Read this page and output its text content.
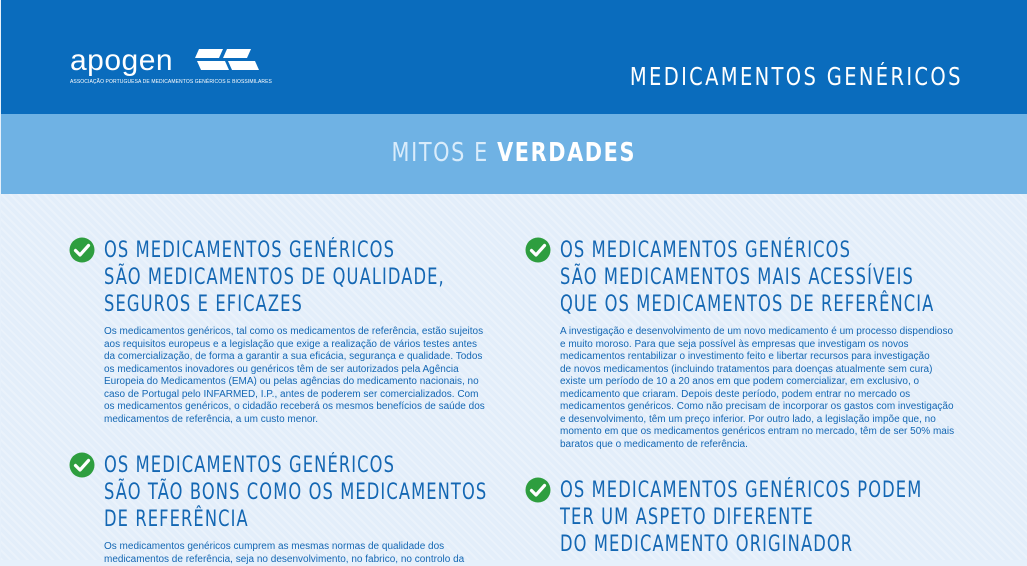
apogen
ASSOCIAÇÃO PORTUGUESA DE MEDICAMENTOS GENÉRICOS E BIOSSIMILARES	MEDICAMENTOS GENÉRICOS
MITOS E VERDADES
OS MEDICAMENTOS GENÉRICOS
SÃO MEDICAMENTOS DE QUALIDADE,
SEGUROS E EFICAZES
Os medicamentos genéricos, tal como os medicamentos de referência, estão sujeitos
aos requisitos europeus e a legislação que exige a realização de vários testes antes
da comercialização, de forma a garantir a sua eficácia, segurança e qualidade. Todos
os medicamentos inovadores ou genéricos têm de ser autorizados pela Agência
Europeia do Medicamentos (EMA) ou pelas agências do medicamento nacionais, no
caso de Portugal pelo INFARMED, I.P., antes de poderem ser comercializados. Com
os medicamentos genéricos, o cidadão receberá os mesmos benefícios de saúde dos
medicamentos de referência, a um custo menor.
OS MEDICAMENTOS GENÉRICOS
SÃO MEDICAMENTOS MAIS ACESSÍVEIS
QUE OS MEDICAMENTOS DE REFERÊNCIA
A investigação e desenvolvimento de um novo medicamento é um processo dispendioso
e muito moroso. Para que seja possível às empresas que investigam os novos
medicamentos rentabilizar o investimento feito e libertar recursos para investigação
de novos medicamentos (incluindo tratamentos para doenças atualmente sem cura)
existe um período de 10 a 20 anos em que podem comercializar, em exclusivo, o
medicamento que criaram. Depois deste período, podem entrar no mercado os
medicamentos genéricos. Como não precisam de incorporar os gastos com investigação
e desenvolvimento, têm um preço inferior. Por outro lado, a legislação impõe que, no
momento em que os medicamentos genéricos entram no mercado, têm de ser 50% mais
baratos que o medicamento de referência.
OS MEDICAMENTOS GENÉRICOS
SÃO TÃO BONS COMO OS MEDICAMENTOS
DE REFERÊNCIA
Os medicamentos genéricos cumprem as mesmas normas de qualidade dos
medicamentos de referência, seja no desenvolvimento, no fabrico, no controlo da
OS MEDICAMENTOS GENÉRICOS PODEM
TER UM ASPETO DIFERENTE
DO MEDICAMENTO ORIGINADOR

======

* Exercise details: Search the material above for "legislação". Pull out each line where it shows up.

* Task response:
aos requisitos europeus e a legislação que exige a realização de vários testes antes
e desenvolvimento, têm um preço inferior. Por outro lado, a legislação impõe que, no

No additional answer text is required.